* start Provided information *

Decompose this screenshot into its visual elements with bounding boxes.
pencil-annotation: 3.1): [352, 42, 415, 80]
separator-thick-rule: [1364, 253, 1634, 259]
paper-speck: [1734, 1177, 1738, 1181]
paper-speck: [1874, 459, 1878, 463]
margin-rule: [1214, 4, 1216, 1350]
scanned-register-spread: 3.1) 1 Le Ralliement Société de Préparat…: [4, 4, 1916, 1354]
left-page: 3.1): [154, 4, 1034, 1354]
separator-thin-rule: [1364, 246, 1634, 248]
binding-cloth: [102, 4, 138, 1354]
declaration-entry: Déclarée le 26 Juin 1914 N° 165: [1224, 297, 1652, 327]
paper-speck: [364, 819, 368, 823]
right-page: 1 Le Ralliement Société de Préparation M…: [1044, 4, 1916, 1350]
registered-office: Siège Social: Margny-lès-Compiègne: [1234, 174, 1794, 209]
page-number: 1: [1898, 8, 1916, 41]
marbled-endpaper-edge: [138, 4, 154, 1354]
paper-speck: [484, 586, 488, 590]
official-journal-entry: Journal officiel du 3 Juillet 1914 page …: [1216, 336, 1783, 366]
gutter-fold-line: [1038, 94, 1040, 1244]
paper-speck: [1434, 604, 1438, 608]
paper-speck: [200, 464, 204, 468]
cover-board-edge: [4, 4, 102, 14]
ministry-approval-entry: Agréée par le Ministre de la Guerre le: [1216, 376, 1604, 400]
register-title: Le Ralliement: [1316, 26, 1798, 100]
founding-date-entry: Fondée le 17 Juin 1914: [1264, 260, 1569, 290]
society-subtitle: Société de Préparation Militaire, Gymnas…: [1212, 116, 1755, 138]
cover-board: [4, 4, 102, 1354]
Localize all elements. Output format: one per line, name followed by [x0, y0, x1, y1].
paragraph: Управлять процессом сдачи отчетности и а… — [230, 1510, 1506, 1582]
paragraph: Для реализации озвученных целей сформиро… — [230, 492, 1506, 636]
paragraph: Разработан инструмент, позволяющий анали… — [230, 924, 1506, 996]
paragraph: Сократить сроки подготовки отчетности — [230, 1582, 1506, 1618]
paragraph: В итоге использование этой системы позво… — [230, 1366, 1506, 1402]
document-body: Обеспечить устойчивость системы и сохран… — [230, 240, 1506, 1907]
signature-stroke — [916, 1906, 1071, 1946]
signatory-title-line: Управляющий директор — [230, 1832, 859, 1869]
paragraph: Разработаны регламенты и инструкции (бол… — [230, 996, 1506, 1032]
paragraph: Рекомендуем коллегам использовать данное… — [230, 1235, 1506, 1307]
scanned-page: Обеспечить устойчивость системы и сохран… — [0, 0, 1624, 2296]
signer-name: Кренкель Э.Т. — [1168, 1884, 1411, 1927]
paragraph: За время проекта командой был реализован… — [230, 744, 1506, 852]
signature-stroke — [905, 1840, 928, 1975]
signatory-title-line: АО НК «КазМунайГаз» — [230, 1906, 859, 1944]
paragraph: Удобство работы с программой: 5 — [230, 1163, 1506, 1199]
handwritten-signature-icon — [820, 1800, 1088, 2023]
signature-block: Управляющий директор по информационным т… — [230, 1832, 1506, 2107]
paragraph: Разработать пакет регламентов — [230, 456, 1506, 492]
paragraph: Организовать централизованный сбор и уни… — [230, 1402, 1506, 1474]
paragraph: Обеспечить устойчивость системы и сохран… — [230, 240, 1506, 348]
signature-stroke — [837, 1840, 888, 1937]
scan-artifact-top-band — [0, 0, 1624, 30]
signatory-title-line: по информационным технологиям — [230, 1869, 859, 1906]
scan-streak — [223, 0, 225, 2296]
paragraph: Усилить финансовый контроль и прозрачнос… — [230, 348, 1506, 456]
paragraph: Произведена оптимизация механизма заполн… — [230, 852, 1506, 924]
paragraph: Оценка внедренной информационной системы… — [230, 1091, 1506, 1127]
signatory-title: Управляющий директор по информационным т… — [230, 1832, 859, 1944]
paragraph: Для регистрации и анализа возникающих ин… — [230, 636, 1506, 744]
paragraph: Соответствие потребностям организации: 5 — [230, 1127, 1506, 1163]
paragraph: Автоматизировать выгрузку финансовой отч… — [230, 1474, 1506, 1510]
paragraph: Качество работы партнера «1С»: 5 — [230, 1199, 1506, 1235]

* end Provided information *

### Prompt:
Render every line above as a JSON list of strings, with one string per line and no entries for blank lines.

### Task output:
[
  "Decompose this screenshot into its visual elements with bounding boxes.",
  "pencil-annotation: 3.1): [352, 42, 415, 80]",
  "separator-thick-rule: [1364, 253, 1634, 259]",
  "paper-speck: [1734, 1177, 1738, 1181]",
  "paper-speck: [1874, 459, 1878, 463]",
  "margin-rule: [1214, 4, 1216, 1350]",
  "scanned-register-spread: 3.1) 1 Le Ralliement Société de Préparat…: [4, 4, 1916, 1354]",
  "left-page: 3.1): [154, 4, 1034, 1354]",
  "separator-thin-rule: [1364, 246, 1634, 248]",
  "binding-cloth: [102, 4, 138, 1354]",
  "declaration-entry: Déclarée le 26 Juin 1914 N° 165: [1224, 297, 1652, 327]",
  "paper-speck: [364, 819, 368, 823]",
  "right-page: 1 Le Ralliement Société de Préparation M…: [1044, 4, 1916, 1350]",
  "registered-office: Siège Social: Margny-lès-Compiègne: [1234, 174, 1794, 209]",
  "page-number: 1: [1898, 8, 1916, 41]",
  "marbled-endpaper-edge: [138, 4, 154, 1354]",
  "paper-speck: [484, 586, 488, 590]",
  "official-journal-entry: Journal officiel du 3 Juillet 1914 page …: [1216, 336, 1783, 366]",
  "gutter-fold-line: [1038, 94, 1040, 1244]",
  "paper-speck: [1434, 604, 1438, 608]",
  "paper-speck: [200, 464, 204, 468]",
  "cover-board-edge: [4, 4, 102, 14]",
  "ministry-approval-entry: Agréée par le Ministre de la Guerre le: [1216, 376, 1604, 400]",
  "register-title: Le Ralliement: [1316, 26, 1798, 100]",
  "founding-date-entry: Fondée le 17 Juin 1914: [1264, 260, 1569, 290]",
  "society-subtitle: Société de Préparation Militaire, Gymnas…: [1212, 116, 1755, 138]",
  "cover-board: [4, 4, 102, 1354]",
  "Localize all elements. Output format: one per line, name followed by [x0, y0, x1, y1].",
  "paragraph: Управлять процессом сдачи отчетности и а… — [230, 1510, 1506, 1582]",
  "paragraph: Для реализации озвученных целей сформиро… — [230, 492, 1506, 636]",
  "paragraph: Разработан инструмент, позволяющий анали… — [230, 924, 1506, 996]",
  "paragraph: Сократить сроки подготовки отчетности — [230, 1582, 1506, 1618]",
  "paragraph: В итоге использование этой системы позво… — [230, 1366, 1506, 1402]",
  "document-body: Обеспечить устойчивость системы и сохран… — [230, 240, 1506, 1907]",
  "signature-stroke — [916, 1906, 1071, 1946]",
  "signatory-title-line: Управляющий директор — [230, 1832, 859, 1869]",
  "paragraph: Разработаны регламенты и инструкции (бол… — [230, 996, 1506, 1032]",
  "paragraph: Рекомендуем коллегам использовать данное… — [230, 1235, 1506, 1307]",
  "scanned-page: Обеспечить устойчивость системы и сохран… — [0, 0, 1624, 2296]",
  "signer-name: Кренкель Э.Т. — [1168, 1884, 1411, 1927]",
  "paragraph: За время проекта командой был реализован… — [230, 744, 1506, 852]",
  "signature-stroke — [905, 1840, 928, 1975]",
  "signatory-title-line: АО НК «КазМунайГаз» — [230, 1906, 859, 1944]",
  "paragraph: Удобство работы с программой: 5 — [230, 1163, 1506, 1199]",
  "handwritten-signature-icon — [820, 1800, 1088, 2023]",
  "signature-block: Управляющий директор по информационным т… — [230, 1832, 1506, 2107]",
  "paragraph: Разработать пакет регламентов — [230, 456, 1506, 492]",
  "paragraph: Организовать централизованный сбор и уни… — [230, 1402, 1506, 1474]",
  "paragraph: Обеспечить устойчивость системы и сохран… — [230, 240, 1506, 348]",
  "signature-stroke — [837, 1840, 888, 1937]",
  "scan-artifact-top-band — [0, 0, 1624, 30]",
  "signatory-title-line: по информационным технологиям — [230, 1869, 859, 1906]",
  "scan-streak — [223, 0, 225, 2296]",
  "paragraph: Усилить финансовый контроль и прозрачнос… — [230, 348, 1506, 456]",
  "paragraph: Произведена оптимизация механизма заполн… — [230, 852, 1506, 924]",
  "paragraph: Оценка внедренной информационной системы… — [230, 1091, 1506, 1127]",
  "signatory-title: Управляющий директор по информационным т… — [230, 1832, 859, 1944]",
  "paragraph: Для регистрации и анализа возникающих ин… — [230, 636, 1506, 744]",
  "paragraph: Соответствие потребностям организации: 5 — [230, 1127, 1506, 1163]",
  "paragraph: Автоматизировать выгрузку финансовой отч… — [230, 1474, 1506, 1510]",
  "paragraph: Качество работы партнера «1С»: 5 — [230, 1199, 1506, 1235]"
]